WRITTEN TASK> Each line from the one that holds "Type out the text in this image." to the end of the records is to be retyped exactly. Pictures are not part of the copy.

EXERCISE DATA>
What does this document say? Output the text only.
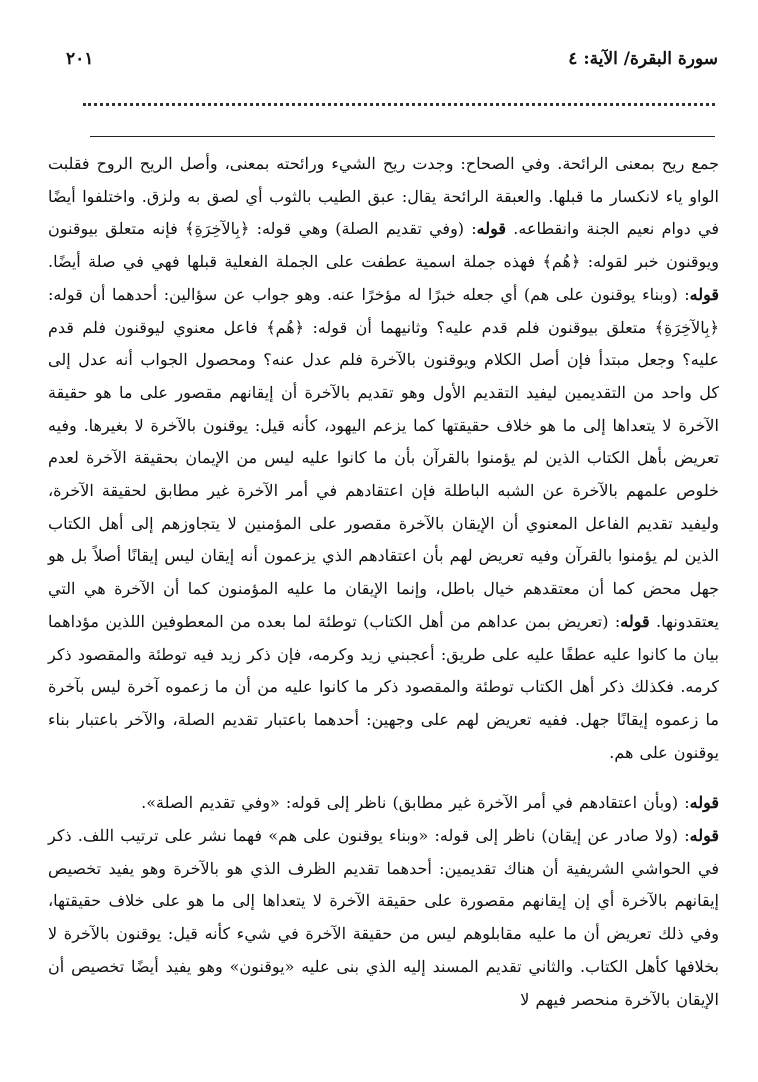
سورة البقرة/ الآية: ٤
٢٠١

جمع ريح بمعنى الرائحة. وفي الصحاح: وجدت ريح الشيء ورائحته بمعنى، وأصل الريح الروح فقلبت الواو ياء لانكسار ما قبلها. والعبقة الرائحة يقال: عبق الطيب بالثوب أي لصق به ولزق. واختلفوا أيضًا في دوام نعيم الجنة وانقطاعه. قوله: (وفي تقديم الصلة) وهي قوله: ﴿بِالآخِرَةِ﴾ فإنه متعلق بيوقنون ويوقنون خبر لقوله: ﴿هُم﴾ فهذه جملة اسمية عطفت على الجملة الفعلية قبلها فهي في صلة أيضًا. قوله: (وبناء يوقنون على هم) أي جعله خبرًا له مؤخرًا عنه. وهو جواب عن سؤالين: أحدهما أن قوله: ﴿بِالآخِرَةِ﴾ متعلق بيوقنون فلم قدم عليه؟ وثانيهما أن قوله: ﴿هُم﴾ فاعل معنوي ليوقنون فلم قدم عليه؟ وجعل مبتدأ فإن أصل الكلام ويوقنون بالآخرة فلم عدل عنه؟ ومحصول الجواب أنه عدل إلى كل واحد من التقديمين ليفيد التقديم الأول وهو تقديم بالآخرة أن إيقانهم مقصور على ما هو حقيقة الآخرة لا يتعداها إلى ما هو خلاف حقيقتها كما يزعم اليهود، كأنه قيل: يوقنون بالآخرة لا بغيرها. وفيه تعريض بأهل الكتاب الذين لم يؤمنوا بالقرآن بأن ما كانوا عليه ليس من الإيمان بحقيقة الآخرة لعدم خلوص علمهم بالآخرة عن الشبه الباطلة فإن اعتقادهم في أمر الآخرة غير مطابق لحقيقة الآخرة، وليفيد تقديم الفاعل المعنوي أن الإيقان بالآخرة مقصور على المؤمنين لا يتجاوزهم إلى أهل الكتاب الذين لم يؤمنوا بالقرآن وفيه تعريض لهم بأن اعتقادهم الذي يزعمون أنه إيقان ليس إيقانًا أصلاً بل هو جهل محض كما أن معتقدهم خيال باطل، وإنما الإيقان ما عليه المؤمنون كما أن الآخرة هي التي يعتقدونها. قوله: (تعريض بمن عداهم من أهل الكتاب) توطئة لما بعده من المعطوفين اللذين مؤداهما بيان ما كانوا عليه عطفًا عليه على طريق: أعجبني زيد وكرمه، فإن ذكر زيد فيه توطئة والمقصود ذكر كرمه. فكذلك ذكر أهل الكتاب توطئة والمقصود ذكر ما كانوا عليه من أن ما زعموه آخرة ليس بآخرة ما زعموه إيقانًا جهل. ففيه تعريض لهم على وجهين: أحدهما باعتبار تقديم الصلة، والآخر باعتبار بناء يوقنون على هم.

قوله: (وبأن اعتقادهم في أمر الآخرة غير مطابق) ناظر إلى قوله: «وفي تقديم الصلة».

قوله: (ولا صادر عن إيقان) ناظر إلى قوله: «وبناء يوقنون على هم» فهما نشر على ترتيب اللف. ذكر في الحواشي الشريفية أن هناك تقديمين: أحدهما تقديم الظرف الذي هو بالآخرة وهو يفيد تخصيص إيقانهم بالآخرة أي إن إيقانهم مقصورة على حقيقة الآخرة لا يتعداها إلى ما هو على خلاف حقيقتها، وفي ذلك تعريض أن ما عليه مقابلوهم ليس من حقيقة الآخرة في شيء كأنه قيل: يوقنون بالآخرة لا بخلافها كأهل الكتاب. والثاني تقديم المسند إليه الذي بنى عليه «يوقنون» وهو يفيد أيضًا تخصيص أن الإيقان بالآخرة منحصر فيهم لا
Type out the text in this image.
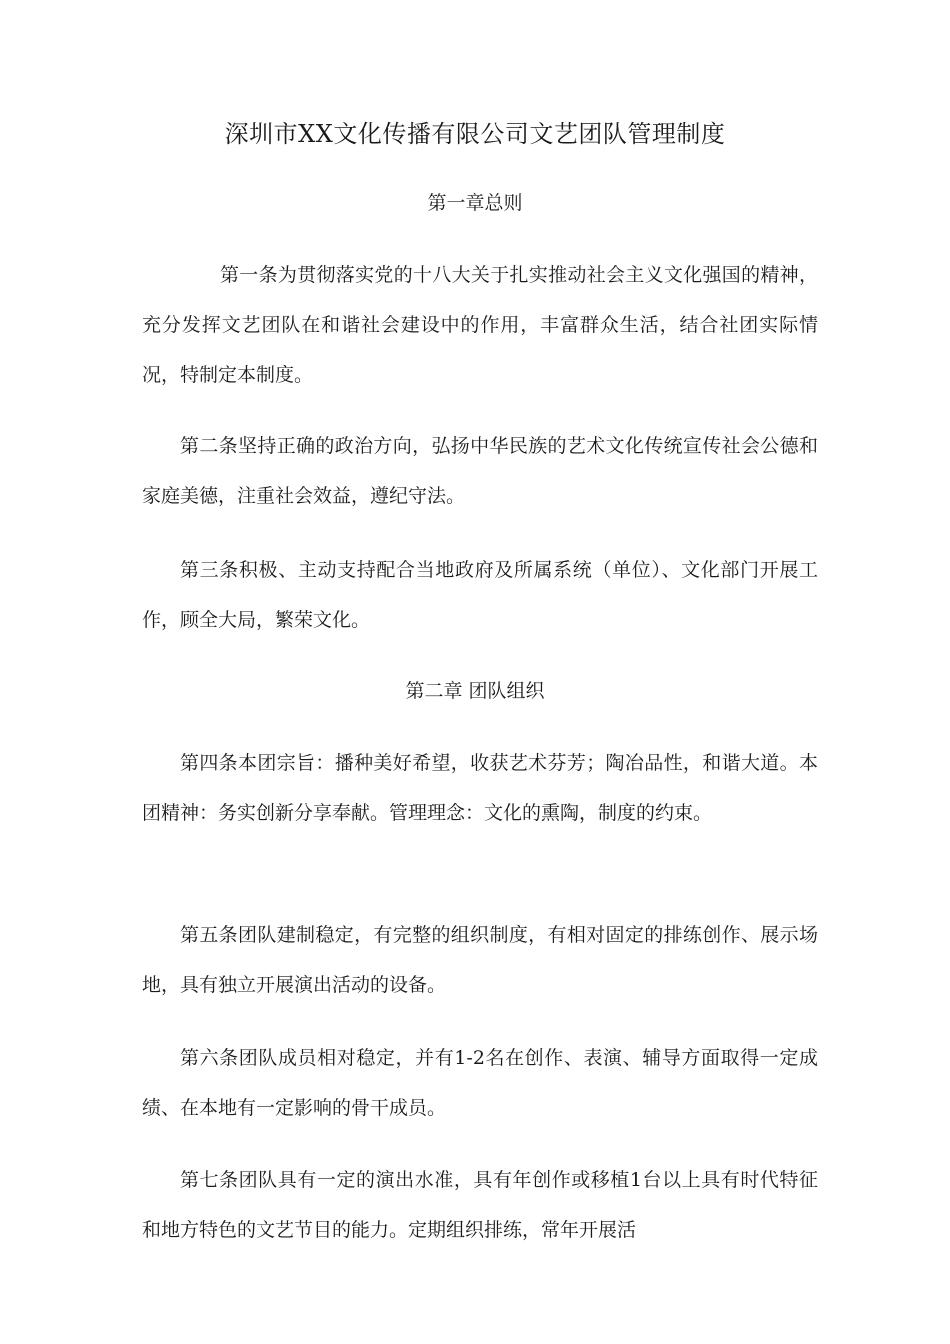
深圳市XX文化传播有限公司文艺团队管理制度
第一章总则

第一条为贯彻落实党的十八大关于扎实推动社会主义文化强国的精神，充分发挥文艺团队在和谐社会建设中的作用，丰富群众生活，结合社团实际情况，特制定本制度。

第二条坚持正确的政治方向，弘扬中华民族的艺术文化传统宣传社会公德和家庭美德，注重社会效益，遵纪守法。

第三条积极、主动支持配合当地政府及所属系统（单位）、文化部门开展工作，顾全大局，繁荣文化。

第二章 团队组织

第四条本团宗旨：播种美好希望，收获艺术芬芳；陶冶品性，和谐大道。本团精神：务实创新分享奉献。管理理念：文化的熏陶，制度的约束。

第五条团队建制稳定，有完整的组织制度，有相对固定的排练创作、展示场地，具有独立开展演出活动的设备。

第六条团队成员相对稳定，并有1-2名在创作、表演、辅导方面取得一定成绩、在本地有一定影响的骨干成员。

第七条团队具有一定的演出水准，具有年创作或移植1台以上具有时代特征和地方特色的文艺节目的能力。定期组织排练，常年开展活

WORKED SOLUTION>
Type out the text in this image.
深圳市XX文化传播有限公司文艺团队管理制度
第一章总则

第一条为贯彻落实党的十八大关于扎实推动社会主义文化强国的精神，充分发挥文艺团队在和谐社会建设中的作用，丰富群众生活，结合社团实际情况，特制定本制度。

第二条坚持正确的政治方向，弘扬中华民族的艺术文化传统宣传社会公德和家庭美德，注重社会效益，遵纪守法。

第三条积极、主动支持配合当地政府及所属系统（单位）、文化部门开展工作，顾全大局，繁荣文化。

第二章 团队组织

第四条本团宗旨：播种美好希望，收获艺术芬芳；陶冶品性，和谐大道。本团精神：务实创新分享奉献。管理理念：文化的熏陶，制度的约束。

第五条团队建制稳定，有完整的组织制度，有相对固定的排练创作、展示场地，具有独立开展演出活动的设备。

第六条团队成员相对稳定，并有1-2名在创作、表演、辅导方面取得一定成绩、在本地有一定影响的骨干成员。

第七条团队具有一定的演出水准，具有年创作或移植1台以上具有时代特征和地方特色的文艺节目的能力。定期组织排练，常年开展活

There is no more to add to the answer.